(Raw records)
* * * * * * *

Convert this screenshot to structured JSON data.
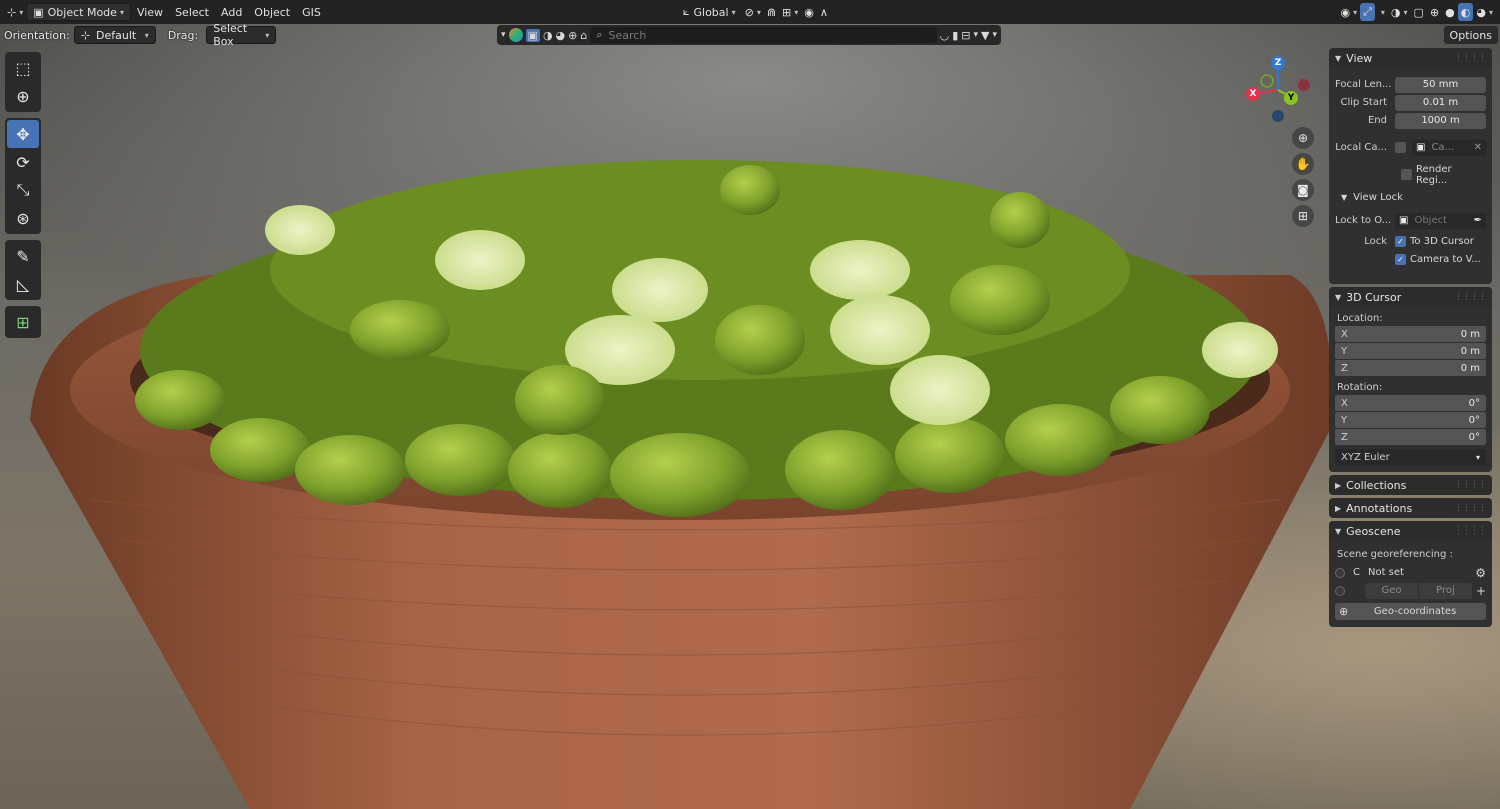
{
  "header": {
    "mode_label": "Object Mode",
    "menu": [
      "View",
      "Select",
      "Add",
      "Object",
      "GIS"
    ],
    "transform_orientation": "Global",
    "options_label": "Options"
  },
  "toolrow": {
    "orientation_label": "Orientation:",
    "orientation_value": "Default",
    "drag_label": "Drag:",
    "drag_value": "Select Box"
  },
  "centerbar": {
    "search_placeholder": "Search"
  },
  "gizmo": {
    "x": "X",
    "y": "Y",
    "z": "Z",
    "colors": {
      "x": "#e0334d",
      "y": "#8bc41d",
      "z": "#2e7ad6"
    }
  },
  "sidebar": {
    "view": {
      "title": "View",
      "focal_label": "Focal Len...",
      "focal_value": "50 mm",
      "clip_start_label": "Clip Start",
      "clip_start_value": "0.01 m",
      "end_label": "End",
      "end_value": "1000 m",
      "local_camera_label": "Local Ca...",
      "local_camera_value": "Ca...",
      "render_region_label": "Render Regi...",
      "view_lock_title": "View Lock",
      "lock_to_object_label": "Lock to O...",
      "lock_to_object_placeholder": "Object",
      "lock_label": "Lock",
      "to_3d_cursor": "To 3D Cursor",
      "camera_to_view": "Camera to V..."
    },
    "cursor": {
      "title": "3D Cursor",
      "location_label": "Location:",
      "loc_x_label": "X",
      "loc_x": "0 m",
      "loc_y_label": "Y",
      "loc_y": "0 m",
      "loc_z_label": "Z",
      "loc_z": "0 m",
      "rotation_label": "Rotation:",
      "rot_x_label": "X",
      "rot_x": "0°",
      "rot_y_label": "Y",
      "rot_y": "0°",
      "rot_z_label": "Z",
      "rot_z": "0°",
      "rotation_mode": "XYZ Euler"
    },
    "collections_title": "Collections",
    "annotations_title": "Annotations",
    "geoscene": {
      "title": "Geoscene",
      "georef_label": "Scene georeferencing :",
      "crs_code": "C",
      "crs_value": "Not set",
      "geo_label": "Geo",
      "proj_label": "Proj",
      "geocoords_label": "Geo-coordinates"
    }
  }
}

* * * * * * *

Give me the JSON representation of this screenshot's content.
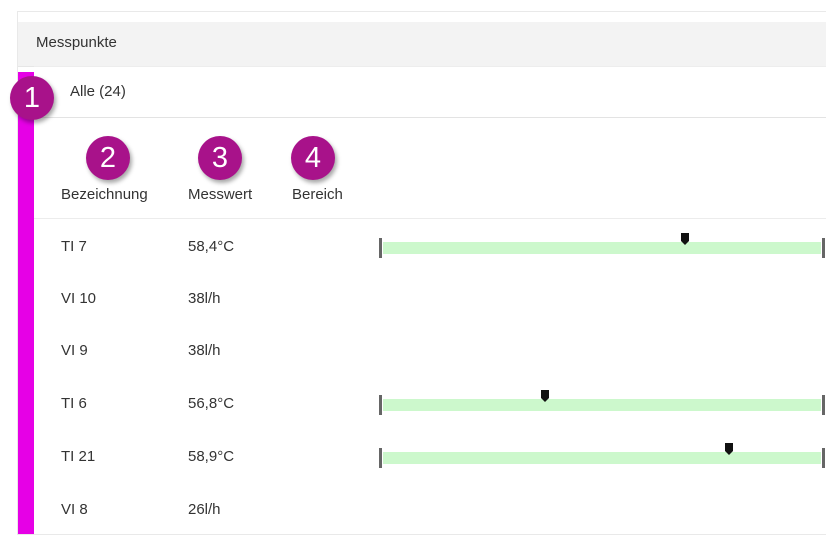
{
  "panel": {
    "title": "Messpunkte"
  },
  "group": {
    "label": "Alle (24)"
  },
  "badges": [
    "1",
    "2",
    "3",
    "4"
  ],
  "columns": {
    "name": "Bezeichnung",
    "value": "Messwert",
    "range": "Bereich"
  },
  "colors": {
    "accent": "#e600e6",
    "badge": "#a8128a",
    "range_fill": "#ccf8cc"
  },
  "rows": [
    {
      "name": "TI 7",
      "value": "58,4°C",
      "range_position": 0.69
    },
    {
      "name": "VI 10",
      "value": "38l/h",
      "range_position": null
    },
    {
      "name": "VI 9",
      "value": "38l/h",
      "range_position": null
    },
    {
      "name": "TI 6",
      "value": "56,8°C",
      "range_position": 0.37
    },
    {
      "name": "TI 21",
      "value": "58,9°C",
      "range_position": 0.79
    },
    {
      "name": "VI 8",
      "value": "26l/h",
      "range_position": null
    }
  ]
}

* * * * * * *

» DIRECTION: From the listing above, collect each line in which the string "name" appears.

» FINISHED ANSWER:
    "name": "Bezeichnung",
      "name": "TI 7",
      "name": "VI 10",
      "name": "VI 9",
      "name": "TI 6",
      "name": "TI 21",
      "name": "VI 8",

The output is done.